From the entries below, say how many lines carry the word "with", and give nothing but the number.

++++

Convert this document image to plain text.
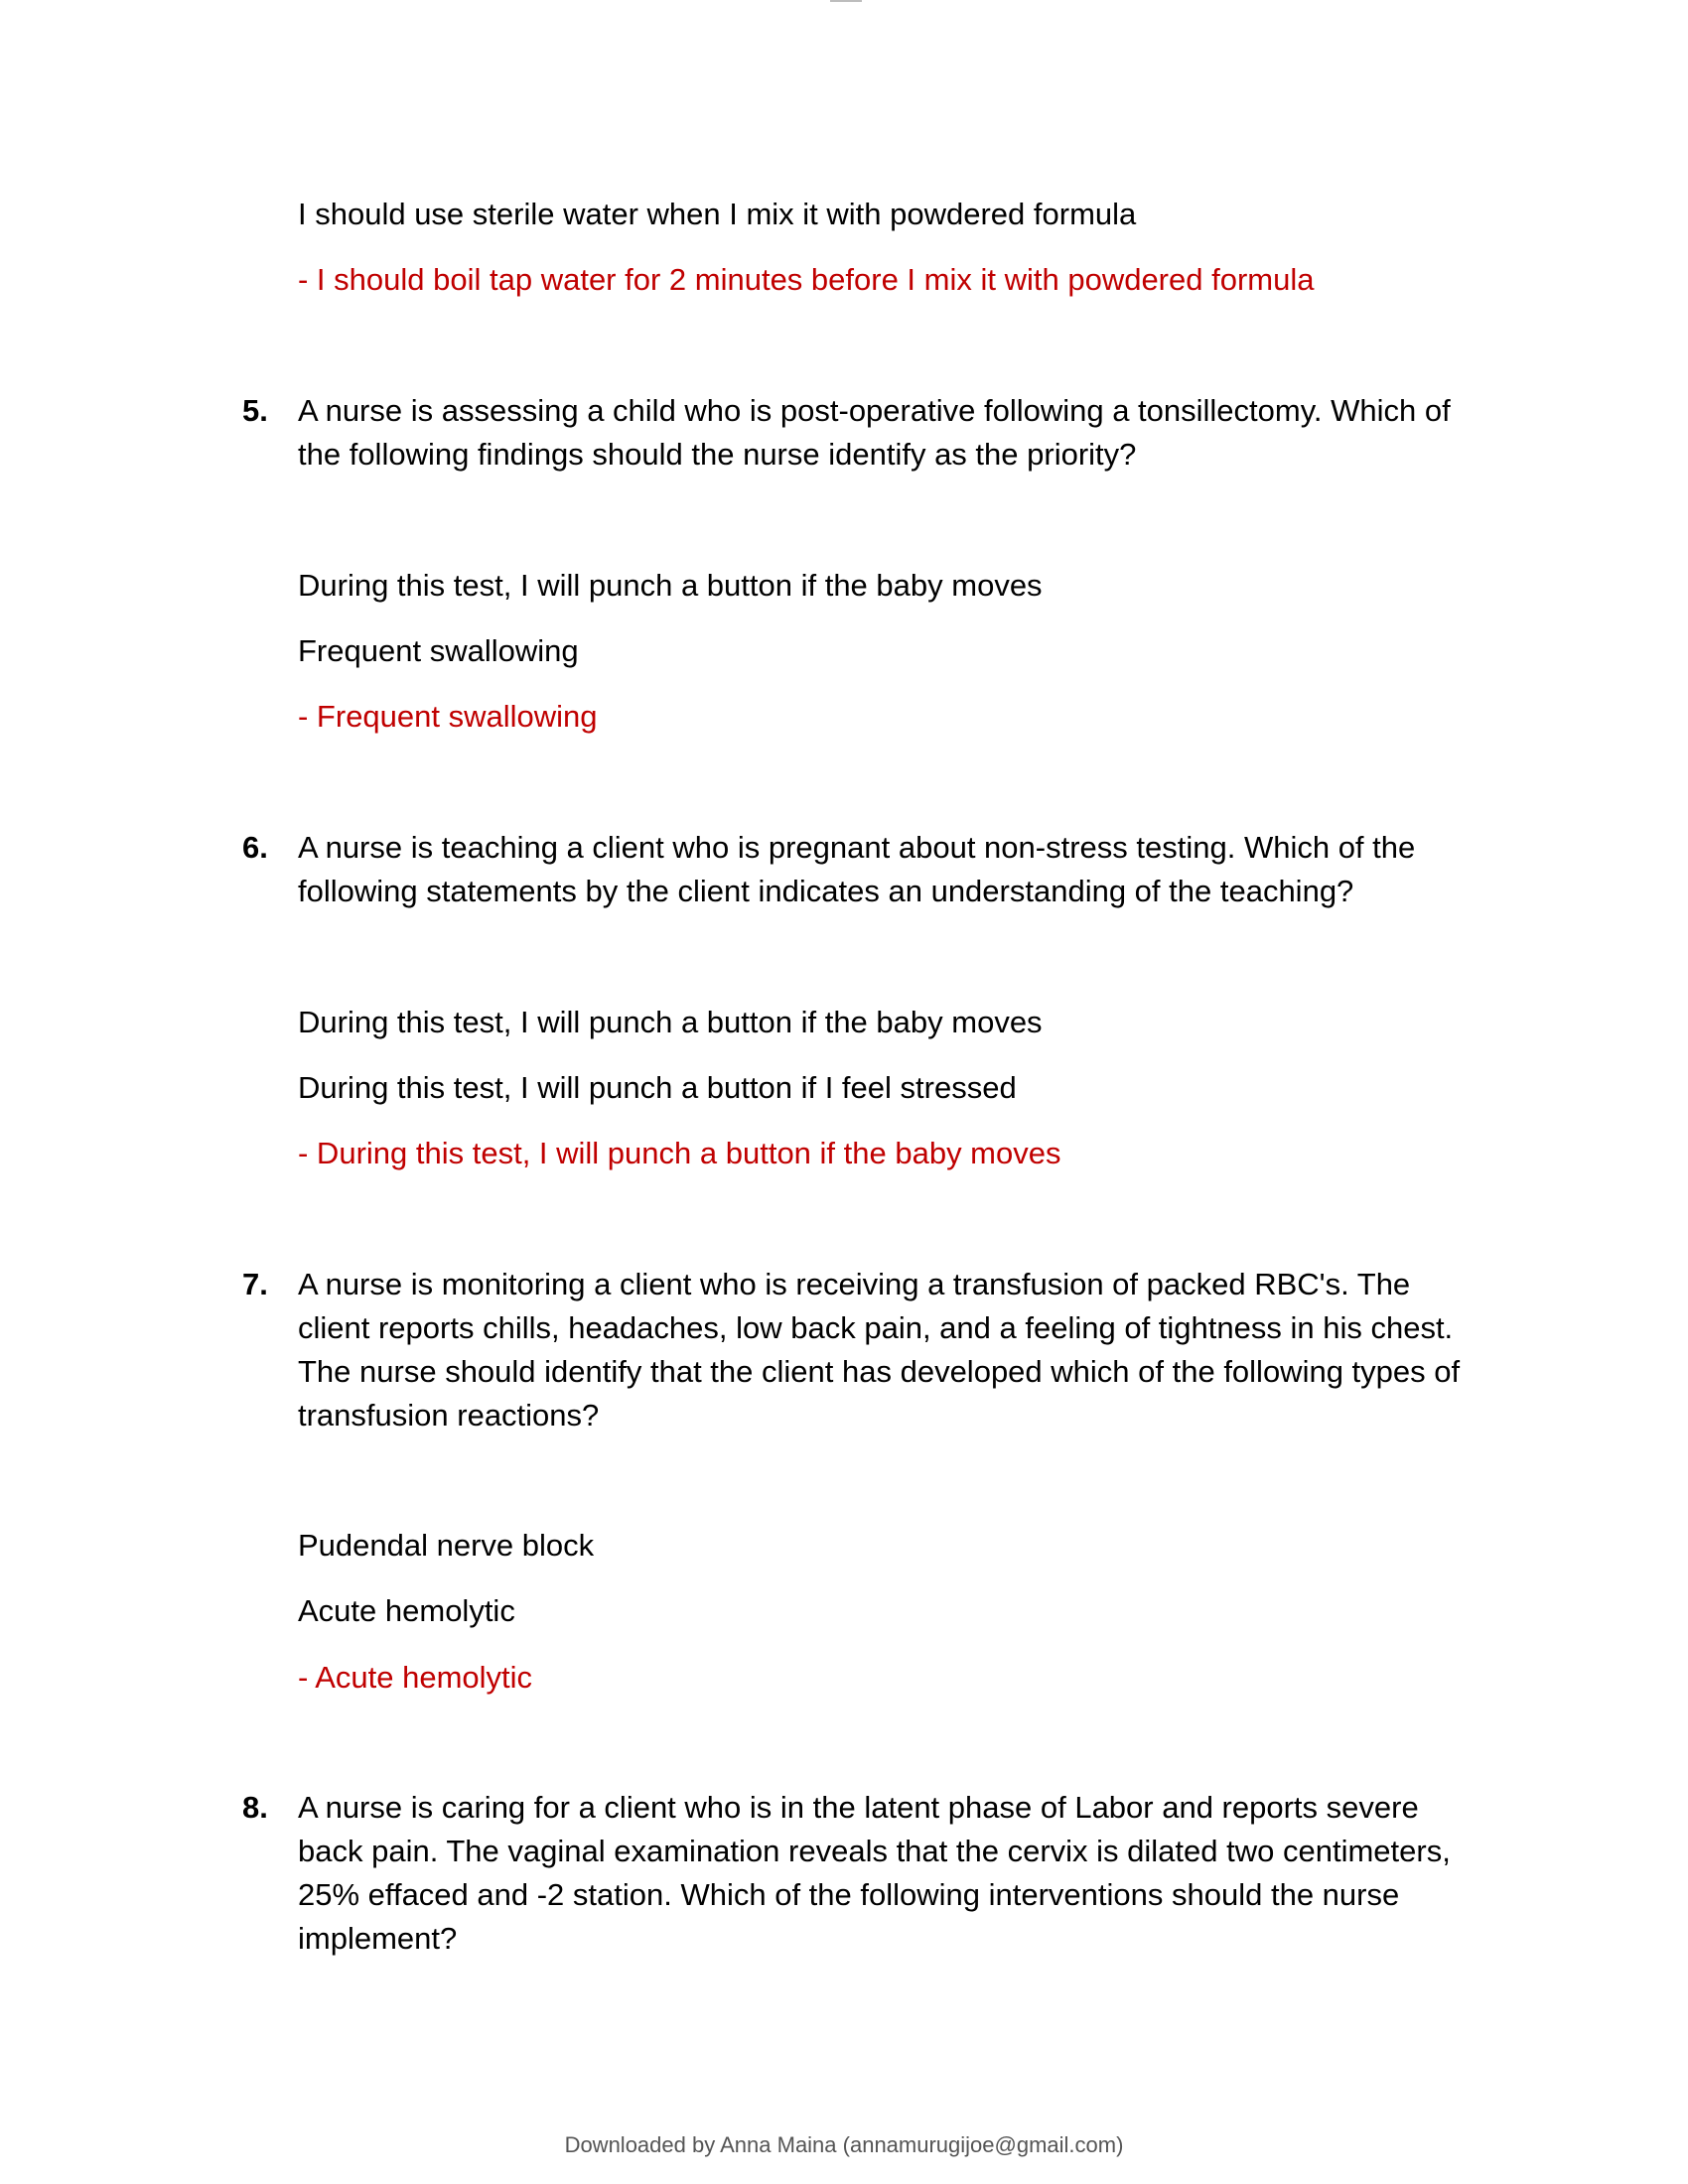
I should use sterile water when I mix it with powdered formula
- I should boil tap water for 2 minutes before I mix it with powdered formula
5. A nurse is assessing a child who is post-operative following a tonsillectomy. Which of the following findings should the nurse identify as the priority?
During this test, I will punch a button if the baby moves
Frequent swallowing
- Frequent swallowing
6. A nurse is teaching a client who is pregnant about non-stress testing. Which of the following statements by the client indicates an understanding of the teaching?
During this test, I will punch a button if the baby moves
During this test, I will punch a button if I feel stressed
- During this test, I will punch a button if the baby moves
7. A nurse is monitoring a client who is receiving a transfusion of packed RBC's. The client reports chills, headaches, low back pain, and a feeling of tightness in his chest. The nurse should identify that the client has developed which of the following types of transfusion reactions?
Pudendal nerve block
Acute hemolytic
- Acute hemolytic
8. A nurse is caring for a client who is in the latent phase of Labor and reports severe back pain. The vaginal examination reveals that the cervix is dilated two centimeters, 25% effaced and -2 station. Which of the following interventions should the nurse implement?
Downloaded by Anna Maina (annamurugijoe@gmail.com)
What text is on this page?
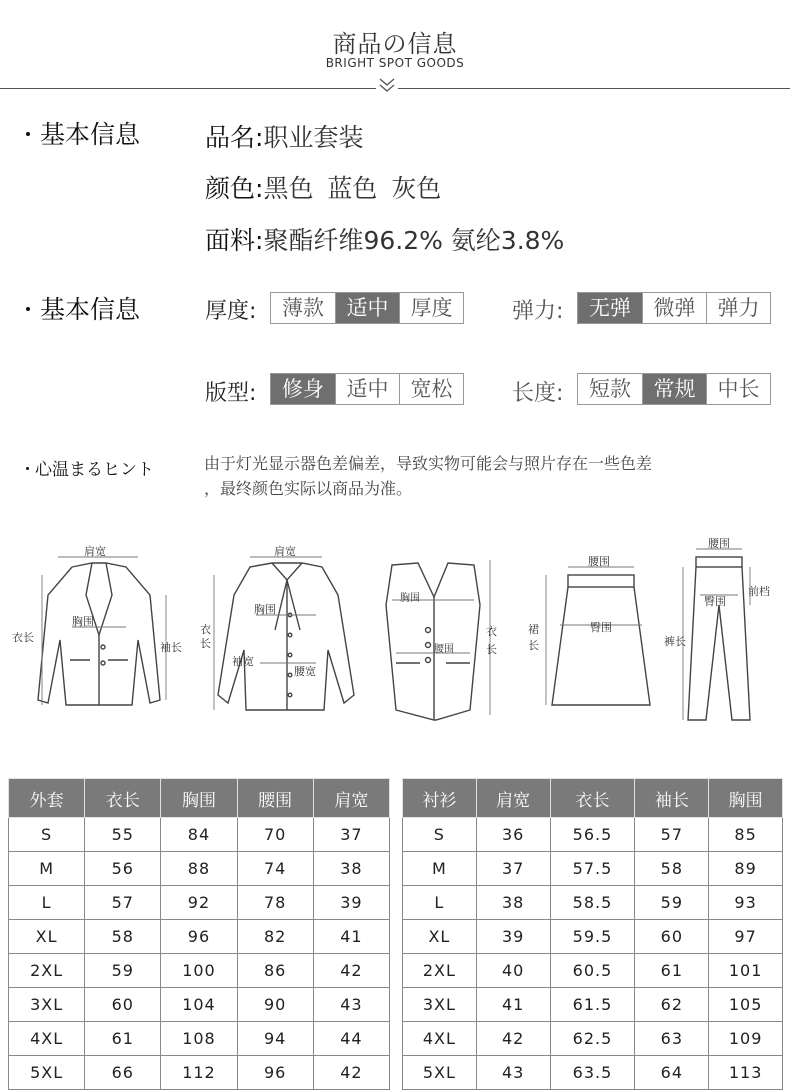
商品の信息
BRIGHT SPOT GOODS
基本信息	品名:职业套装
颜色:黑色 蓝色 灰色
面料:聚酯纤维96.2% 氨纶3.8%
基本信息	厚度:	薄款	适中	厚度	弹力:	无弹	微弹	弹力
版型:	修身	适中	宽松	长度:	短款	常规	中长
心温まるヒント	由于灯光显示器色差偏差，导致实物可能会与照片存在一些色差
，最终颜色实际以商品为准。
肩宽
胸围
衣长
袖长
肩宽
胸围
衣
长
袖宽
腰宽
胸围
腰围
衣
长
腰围
臀围
裙
长
腰围
臀围
前档
裤长
外套	衣长	胸围	腰围	肩宽
S	55	84	70	37
M	56	88	74	38
L	57	92	78	39
XL	58	96	82	41
2XL	59	100	86	42
3XL	60	104	90	43
4XL	61	108	94	44
5XL	66	112	96	42
衬衫	肩宽	衣长	袖长	胸围
S	36	56.5	57	85
M	37	57.5	58	89
L	38	58.5	59	93
XL	39	59.5	60	97
2XL	40	60.5	61	101
3XL	41	61.5	62	105
4XL	42	62.5	63	109
5XL	43	63.5	64	113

++++

*EXERCISE OUTPUT:* 2